*TASK PROMPT*:
Some lines in the listing below may include the string "input". How many are there? Give only the number.

*DATA SECTION*:

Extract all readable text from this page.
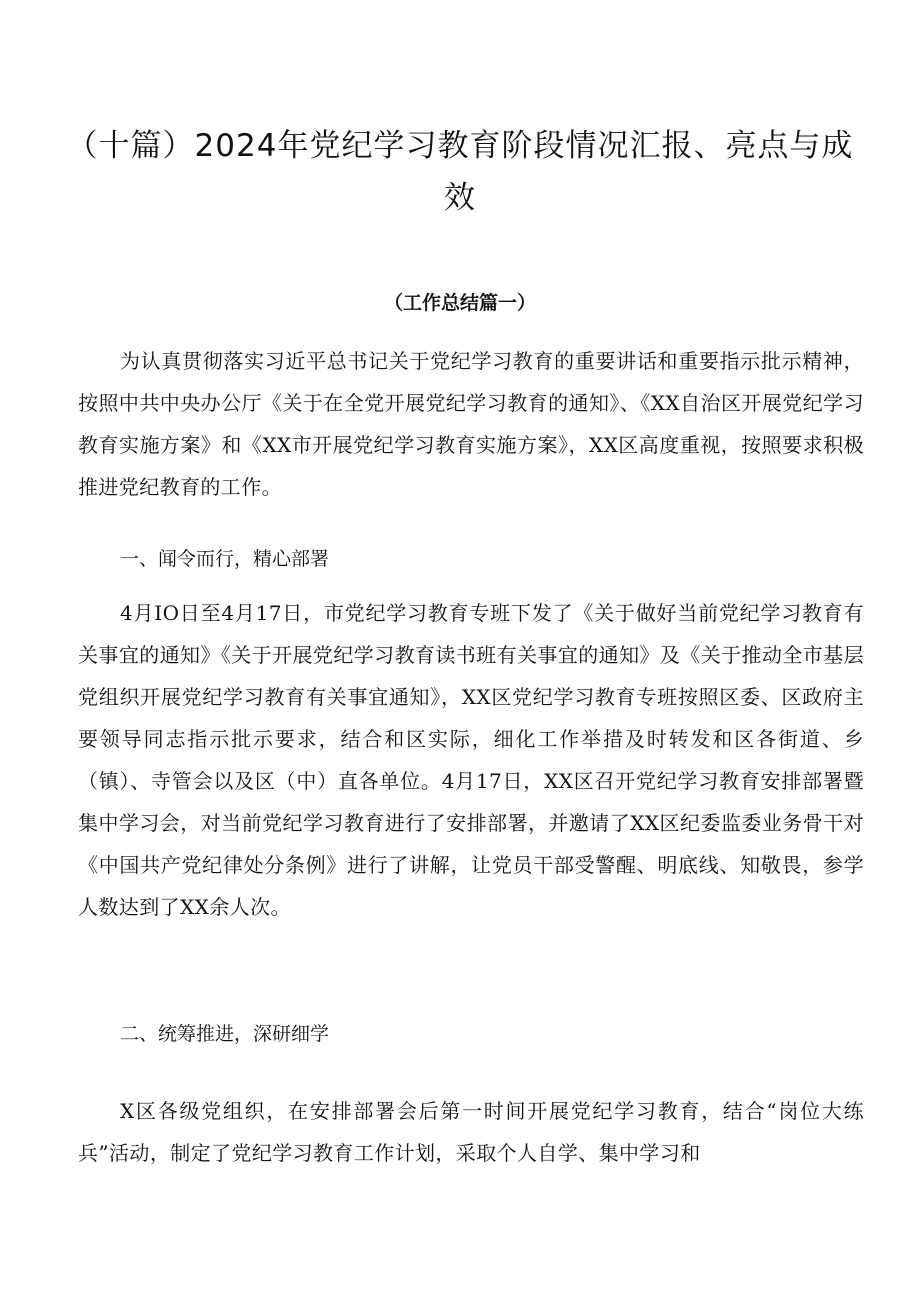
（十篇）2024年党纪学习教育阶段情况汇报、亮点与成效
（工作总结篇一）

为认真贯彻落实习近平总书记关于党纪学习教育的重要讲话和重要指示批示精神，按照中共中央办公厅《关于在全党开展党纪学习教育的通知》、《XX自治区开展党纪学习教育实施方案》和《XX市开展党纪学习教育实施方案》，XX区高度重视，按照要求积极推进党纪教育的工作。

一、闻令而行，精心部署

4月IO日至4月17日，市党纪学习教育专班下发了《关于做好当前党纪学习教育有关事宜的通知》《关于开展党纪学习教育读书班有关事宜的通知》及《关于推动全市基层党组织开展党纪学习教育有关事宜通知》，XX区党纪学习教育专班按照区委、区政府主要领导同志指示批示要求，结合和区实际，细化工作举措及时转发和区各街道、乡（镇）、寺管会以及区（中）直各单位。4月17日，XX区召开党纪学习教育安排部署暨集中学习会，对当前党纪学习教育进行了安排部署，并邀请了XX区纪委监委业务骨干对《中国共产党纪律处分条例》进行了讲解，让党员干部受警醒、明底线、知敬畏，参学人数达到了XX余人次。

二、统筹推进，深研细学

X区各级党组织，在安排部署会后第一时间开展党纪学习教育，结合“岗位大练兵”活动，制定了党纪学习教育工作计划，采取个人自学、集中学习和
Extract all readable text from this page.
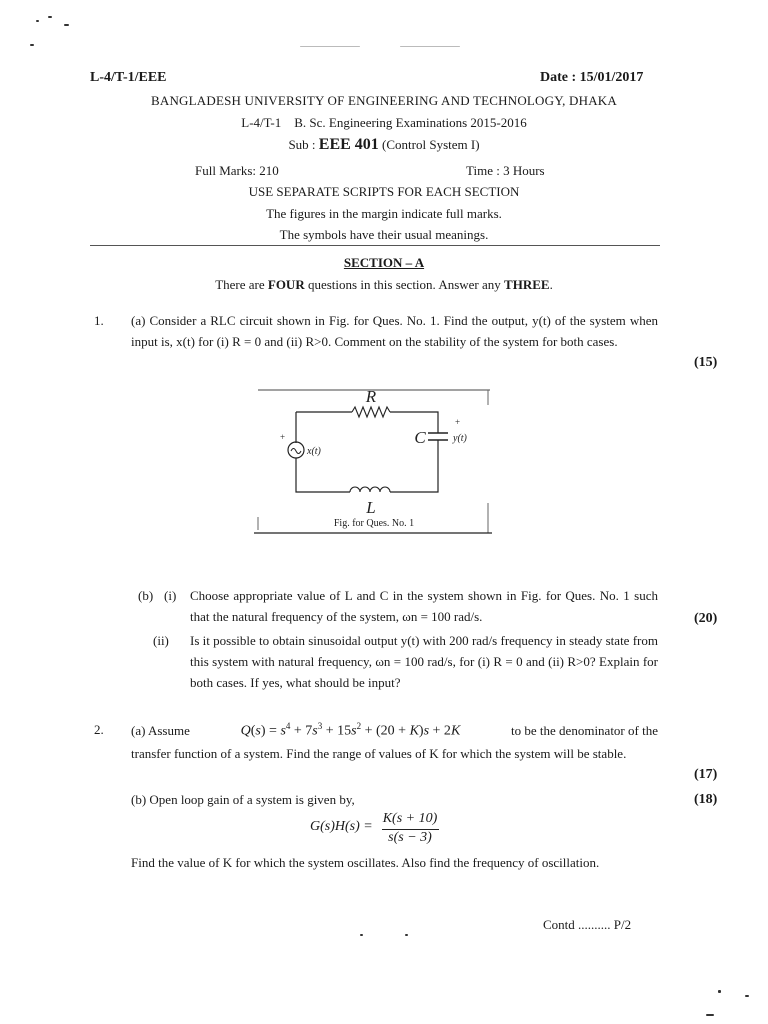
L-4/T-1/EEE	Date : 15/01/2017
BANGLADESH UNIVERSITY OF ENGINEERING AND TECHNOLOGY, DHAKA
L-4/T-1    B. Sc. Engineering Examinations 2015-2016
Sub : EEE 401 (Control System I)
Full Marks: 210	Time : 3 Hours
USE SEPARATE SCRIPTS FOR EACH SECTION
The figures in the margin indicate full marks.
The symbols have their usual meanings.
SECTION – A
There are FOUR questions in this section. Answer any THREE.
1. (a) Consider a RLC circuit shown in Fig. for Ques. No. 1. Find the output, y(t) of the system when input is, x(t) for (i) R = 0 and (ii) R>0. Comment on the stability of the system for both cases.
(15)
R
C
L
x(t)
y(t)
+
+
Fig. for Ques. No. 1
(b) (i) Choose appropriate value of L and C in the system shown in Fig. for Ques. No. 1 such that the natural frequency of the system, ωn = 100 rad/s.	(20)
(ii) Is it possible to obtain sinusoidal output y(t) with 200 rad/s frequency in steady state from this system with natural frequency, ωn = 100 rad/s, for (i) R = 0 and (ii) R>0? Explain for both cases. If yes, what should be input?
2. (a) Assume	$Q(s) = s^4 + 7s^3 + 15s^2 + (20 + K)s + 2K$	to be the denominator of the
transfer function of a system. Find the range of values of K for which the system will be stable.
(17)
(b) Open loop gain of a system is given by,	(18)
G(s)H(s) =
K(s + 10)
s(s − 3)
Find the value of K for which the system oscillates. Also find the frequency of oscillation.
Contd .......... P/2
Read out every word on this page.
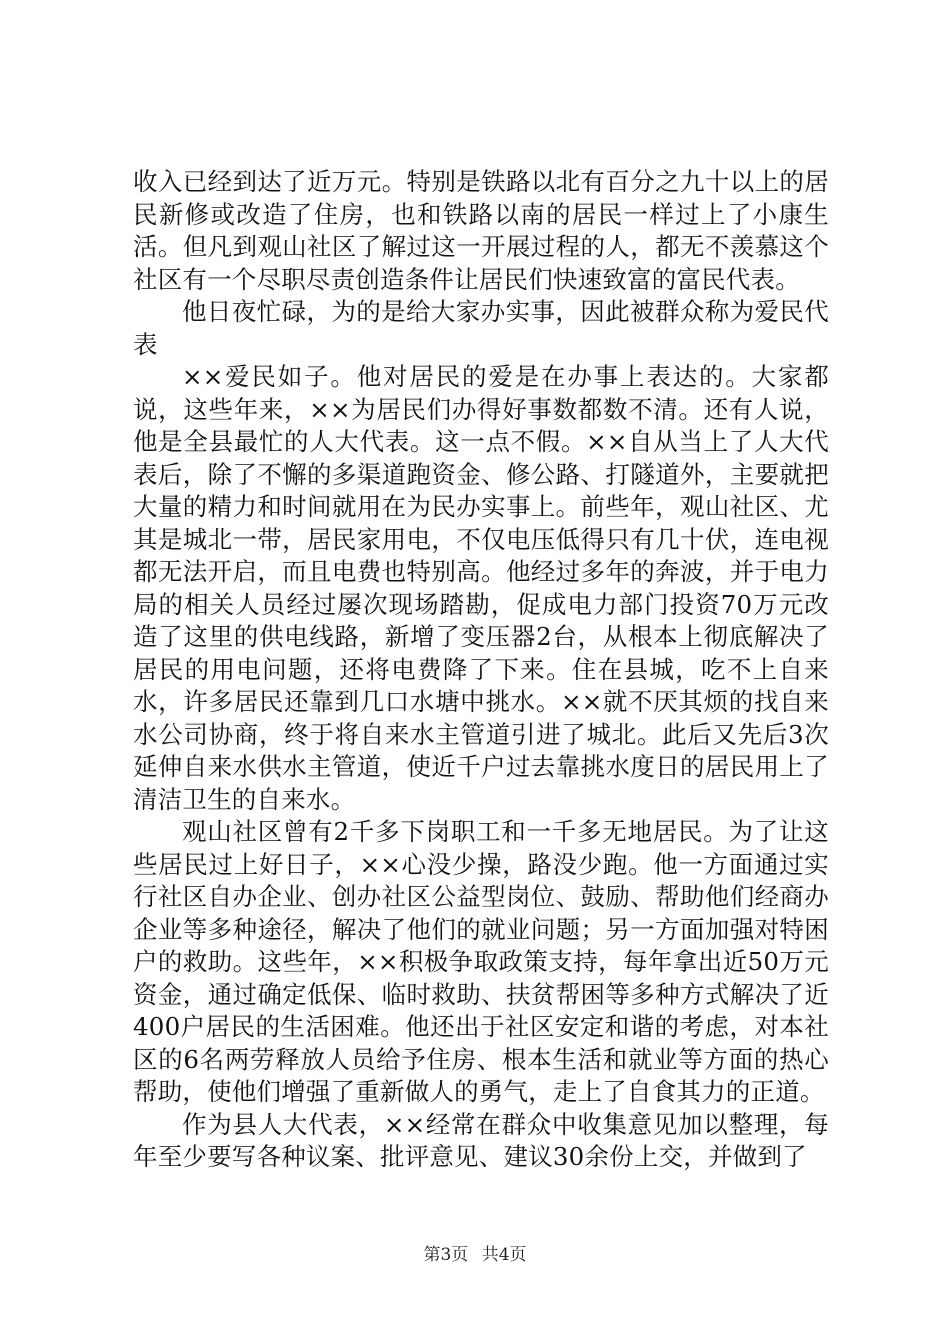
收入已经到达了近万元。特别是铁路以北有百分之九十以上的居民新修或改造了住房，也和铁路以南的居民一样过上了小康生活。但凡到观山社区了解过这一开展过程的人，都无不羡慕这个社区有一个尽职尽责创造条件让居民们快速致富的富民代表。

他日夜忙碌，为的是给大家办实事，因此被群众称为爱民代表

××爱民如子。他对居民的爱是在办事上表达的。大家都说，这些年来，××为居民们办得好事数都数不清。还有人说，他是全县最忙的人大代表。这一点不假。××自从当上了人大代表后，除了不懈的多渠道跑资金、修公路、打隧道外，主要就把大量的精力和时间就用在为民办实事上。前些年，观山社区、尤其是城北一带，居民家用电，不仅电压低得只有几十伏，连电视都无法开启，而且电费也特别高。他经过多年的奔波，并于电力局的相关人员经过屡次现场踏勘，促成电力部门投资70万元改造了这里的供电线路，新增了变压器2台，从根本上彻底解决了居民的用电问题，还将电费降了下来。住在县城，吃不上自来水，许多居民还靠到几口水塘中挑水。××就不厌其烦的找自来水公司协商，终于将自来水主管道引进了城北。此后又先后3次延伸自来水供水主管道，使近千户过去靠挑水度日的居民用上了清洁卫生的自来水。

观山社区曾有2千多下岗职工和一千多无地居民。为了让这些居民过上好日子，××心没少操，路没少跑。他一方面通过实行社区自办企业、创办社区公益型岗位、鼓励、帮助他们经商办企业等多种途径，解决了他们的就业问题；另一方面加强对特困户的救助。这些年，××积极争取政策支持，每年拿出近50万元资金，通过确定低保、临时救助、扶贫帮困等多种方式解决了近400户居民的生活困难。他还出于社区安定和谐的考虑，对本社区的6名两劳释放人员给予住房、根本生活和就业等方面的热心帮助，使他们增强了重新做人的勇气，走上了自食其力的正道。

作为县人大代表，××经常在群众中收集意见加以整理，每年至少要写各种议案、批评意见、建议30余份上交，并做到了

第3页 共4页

...

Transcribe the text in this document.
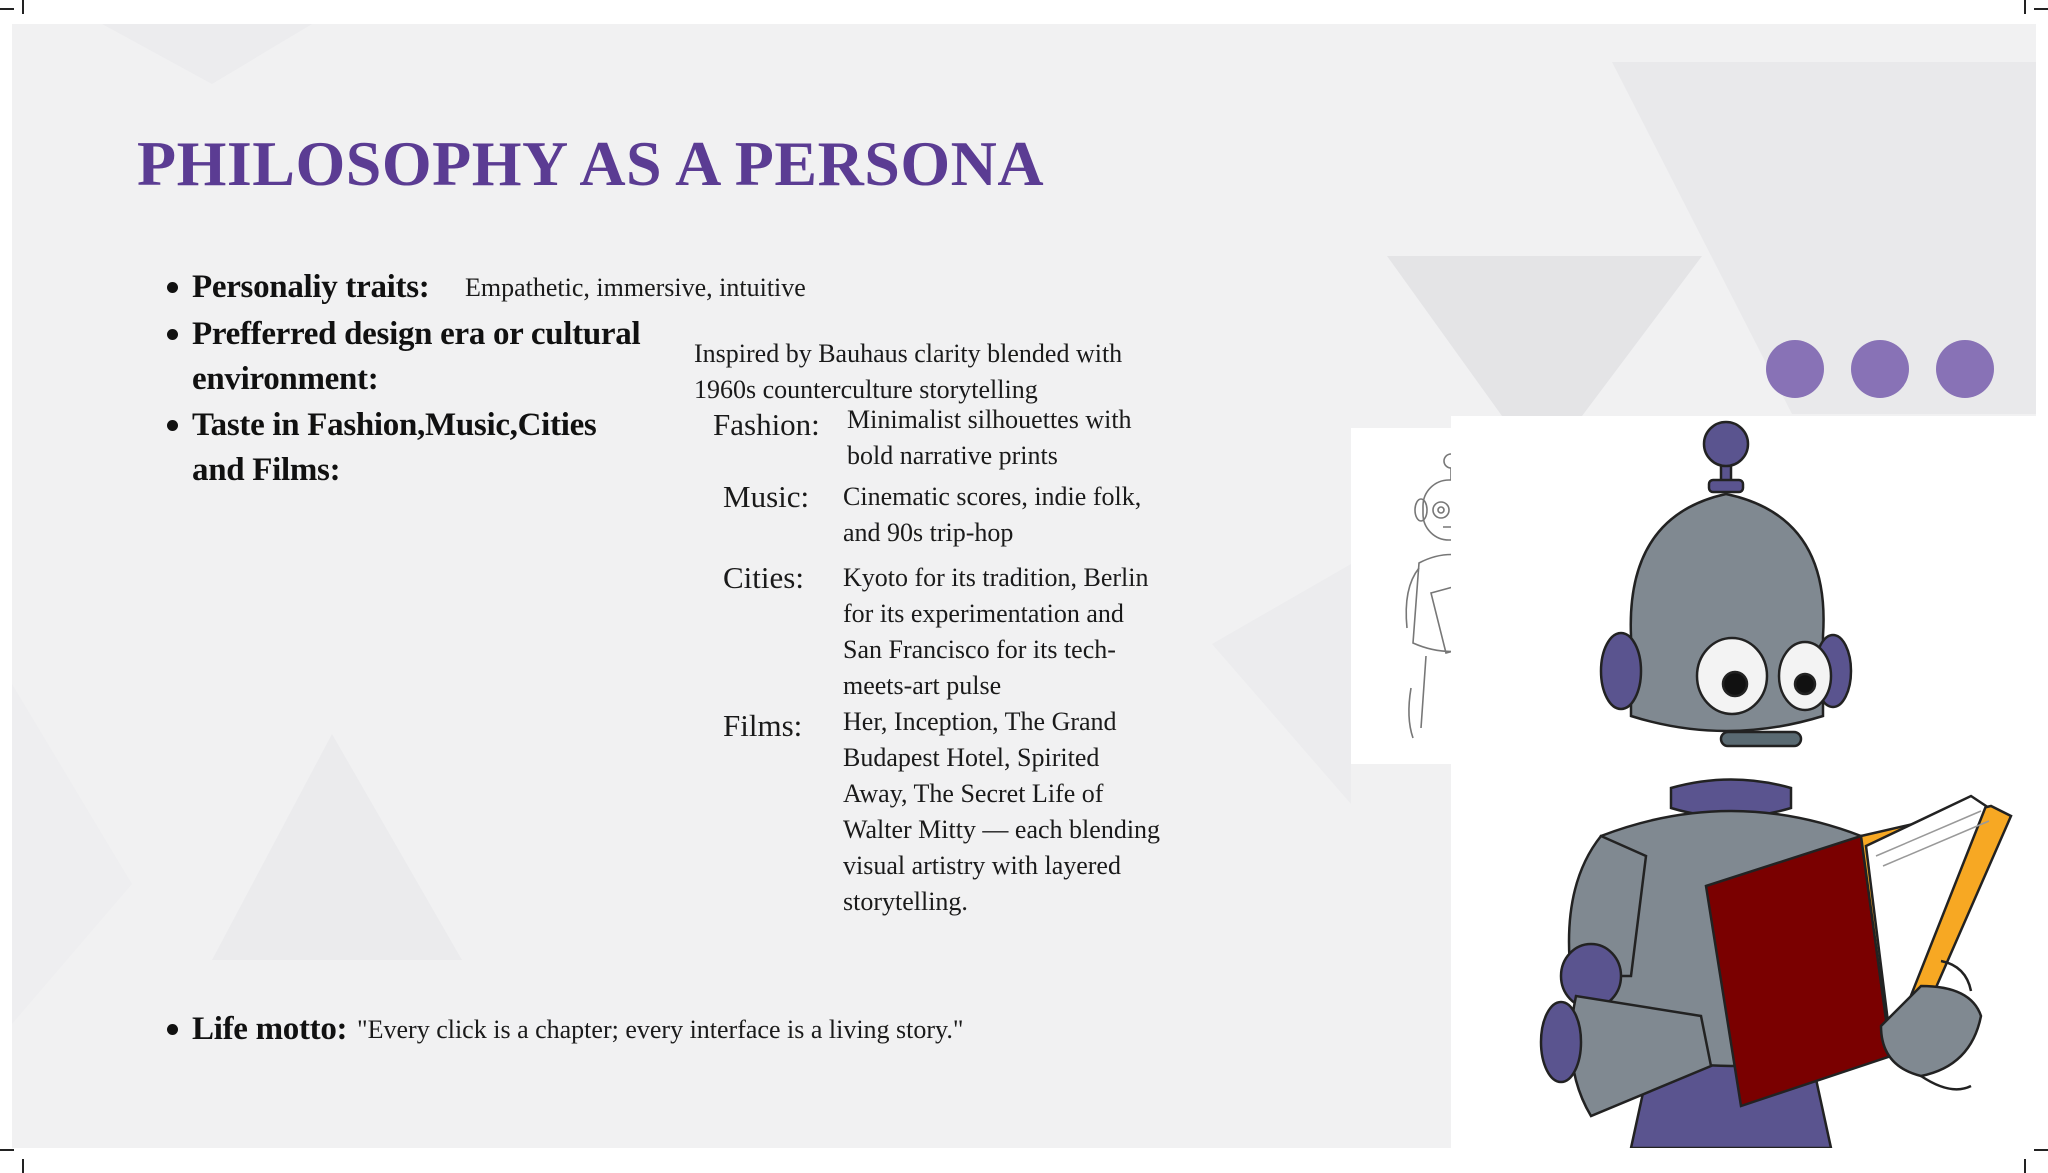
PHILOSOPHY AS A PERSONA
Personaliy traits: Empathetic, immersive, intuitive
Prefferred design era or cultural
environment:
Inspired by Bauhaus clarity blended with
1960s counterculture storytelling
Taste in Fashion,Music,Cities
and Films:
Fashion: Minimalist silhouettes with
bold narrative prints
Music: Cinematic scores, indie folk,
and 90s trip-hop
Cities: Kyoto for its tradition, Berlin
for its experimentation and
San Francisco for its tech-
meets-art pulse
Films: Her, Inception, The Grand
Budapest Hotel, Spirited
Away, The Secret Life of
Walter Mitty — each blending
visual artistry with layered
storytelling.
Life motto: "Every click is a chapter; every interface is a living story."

*REPLY TO THE EXERCISE*:
2